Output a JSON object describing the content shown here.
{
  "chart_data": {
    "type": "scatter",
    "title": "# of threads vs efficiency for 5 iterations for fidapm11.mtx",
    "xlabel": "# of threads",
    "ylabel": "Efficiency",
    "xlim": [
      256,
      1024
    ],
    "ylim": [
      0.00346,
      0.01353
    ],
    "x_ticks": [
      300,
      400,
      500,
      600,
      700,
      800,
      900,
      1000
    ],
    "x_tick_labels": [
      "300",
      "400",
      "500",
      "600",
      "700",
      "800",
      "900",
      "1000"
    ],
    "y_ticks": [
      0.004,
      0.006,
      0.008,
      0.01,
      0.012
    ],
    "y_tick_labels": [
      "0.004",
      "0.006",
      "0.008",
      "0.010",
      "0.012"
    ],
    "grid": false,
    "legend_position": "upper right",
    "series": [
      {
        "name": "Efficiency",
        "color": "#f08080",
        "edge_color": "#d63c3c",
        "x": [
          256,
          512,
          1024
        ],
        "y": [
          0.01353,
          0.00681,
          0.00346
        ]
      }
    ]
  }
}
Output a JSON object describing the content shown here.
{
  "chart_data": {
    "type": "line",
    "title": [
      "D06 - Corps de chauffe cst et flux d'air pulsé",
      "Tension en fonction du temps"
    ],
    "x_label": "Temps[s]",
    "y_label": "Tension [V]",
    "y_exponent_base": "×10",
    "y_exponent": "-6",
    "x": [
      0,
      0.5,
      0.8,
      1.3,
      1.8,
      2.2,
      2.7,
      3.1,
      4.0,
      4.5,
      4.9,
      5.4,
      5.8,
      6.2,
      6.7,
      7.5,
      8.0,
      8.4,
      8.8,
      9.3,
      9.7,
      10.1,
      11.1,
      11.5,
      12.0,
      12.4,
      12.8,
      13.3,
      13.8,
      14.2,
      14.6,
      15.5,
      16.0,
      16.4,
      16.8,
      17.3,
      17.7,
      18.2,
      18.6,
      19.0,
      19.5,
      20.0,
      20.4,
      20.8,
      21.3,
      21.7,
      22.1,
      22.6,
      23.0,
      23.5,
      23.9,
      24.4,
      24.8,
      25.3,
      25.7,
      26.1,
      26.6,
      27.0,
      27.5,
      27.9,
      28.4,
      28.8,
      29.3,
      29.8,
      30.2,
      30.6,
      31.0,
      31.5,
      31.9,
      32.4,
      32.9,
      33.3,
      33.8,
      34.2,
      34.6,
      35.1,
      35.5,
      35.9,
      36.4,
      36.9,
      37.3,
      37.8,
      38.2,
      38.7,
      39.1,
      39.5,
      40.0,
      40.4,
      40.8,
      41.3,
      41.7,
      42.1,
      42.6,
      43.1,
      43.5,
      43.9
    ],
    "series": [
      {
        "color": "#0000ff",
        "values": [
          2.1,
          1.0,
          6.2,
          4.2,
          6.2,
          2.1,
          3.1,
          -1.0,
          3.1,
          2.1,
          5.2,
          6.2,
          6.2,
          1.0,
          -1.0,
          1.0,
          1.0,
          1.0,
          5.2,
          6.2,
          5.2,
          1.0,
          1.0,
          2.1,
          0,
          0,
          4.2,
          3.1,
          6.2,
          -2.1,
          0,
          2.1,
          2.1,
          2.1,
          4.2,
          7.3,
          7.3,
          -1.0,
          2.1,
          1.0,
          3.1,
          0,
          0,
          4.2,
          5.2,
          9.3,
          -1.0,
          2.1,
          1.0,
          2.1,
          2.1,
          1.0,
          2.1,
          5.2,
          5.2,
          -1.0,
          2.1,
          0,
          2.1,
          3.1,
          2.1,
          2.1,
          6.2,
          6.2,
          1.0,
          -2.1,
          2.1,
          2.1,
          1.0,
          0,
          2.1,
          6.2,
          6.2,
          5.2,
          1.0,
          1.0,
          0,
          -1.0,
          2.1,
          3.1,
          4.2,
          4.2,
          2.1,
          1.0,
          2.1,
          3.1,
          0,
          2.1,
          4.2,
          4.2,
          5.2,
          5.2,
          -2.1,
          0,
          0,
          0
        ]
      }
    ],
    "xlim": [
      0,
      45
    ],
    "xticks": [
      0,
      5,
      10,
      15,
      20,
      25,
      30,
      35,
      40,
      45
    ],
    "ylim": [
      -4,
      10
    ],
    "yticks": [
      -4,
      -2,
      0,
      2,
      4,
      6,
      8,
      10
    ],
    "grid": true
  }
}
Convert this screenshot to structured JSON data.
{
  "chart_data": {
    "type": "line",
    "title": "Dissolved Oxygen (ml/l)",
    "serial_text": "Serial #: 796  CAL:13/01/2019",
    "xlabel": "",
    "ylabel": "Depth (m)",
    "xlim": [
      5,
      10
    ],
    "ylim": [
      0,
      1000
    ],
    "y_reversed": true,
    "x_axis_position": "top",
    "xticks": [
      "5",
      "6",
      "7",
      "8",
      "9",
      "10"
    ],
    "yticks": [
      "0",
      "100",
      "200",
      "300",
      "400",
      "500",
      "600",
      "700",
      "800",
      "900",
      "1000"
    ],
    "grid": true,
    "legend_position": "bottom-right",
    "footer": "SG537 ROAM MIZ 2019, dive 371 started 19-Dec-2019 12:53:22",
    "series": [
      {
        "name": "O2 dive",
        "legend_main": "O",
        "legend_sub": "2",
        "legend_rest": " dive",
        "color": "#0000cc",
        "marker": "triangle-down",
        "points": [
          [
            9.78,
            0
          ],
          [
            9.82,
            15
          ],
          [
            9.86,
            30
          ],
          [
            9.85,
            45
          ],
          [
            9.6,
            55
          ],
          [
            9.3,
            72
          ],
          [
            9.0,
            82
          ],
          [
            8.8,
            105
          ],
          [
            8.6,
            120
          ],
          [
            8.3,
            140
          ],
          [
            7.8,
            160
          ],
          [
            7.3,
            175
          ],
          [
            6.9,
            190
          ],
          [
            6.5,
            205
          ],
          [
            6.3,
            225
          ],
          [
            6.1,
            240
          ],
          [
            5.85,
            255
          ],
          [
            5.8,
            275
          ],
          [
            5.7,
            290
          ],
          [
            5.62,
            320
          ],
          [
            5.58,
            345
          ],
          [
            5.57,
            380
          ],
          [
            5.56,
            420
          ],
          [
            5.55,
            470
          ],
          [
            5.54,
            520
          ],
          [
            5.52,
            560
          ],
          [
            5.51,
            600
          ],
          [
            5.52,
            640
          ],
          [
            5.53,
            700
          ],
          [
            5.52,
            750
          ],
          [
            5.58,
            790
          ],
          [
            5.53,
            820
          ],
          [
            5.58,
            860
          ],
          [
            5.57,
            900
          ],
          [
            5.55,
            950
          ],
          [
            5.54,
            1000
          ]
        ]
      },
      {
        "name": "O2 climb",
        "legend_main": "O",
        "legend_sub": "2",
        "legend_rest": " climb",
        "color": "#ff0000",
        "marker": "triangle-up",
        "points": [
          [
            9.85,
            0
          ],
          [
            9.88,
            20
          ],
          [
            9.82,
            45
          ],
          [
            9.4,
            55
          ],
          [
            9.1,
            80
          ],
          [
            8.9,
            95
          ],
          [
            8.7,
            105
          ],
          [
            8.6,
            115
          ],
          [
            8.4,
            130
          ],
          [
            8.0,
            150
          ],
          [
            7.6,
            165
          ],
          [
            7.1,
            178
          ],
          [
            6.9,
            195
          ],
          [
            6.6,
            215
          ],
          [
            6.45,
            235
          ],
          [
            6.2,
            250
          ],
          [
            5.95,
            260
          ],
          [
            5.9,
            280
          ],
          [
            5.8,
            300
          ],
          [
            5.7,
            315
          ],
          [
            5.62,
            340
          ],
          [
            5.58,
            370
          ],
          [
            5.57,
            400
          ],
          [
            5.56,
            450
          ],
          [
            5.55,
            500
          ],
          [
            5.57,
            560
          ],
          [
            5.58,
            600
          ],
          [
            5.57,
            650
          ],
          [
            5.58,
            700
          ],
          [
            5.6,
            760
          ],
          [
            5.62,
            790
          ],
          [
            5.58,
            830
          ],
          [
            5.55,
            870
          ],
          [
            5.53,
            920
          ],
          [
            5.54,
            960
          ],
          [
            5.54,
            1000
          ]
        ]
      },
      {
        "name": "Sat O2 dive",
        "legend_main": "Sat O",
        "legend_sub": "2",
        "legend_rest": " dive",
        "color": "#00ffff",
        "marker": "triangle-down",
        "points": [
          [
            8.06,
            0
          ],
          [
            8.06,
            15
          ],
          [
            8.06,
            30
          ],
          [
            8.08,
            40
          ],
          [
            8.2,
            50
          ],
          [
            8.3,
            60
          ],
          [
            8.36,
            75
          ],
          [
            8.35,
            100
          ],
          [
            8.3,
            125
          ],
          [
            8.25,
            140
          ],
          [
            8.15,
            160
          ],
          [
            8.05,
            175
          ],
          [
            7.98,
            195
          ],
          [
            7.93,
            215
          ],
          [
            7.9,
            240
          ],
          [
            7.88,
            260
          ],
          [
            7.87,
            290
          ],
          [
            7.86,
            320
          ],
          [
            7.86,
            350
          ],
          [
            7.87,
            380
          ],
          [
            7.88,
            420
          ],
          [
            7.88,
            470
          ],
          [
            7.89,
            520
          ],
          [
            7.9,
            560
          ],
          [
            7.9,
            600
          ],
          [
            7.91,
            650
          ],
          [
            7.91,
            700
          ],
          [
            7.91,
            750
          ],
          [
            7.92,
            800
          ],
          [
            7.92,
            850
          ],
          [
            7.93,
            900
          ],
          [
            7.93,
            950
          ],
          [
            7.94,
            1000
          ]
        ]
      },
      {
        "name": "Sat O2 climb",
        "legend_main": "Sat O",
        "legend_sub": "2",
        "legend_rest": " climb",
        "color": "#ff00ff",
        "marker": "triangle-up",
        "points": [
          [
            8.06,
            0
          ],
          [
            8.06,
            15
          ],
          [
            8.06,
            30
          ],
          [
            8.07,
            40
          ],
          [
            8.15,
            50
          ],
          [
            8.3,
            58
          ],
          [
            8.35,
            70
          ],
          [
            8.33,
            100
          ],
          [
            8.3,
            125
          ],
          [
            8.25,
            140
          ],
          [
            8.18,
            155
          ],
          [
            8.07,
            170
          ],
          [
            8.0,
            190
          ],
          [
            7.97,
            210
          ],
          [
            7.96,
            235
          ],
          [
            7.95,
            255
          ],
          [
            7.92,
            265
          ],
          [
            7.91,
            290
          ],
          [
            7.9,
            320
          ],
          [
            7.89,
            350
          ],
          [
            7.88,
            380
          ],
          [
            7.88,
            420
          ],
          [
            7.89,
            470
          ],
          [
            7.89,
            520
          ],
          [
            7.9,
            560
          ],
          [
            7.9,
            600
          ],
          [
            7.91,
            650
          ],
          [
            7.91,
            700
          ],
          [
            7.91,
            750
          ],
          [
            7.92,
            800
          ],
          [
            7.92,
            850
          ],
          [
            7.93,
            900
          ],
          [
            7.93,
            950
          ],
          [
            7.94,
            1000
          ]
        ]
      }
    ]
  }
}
########
- **TASK**: Each line of the material above either contains the word "title" or does not; state how many do, and nothing else.

- **SOLUTION TO THIS PROBLEM**: 3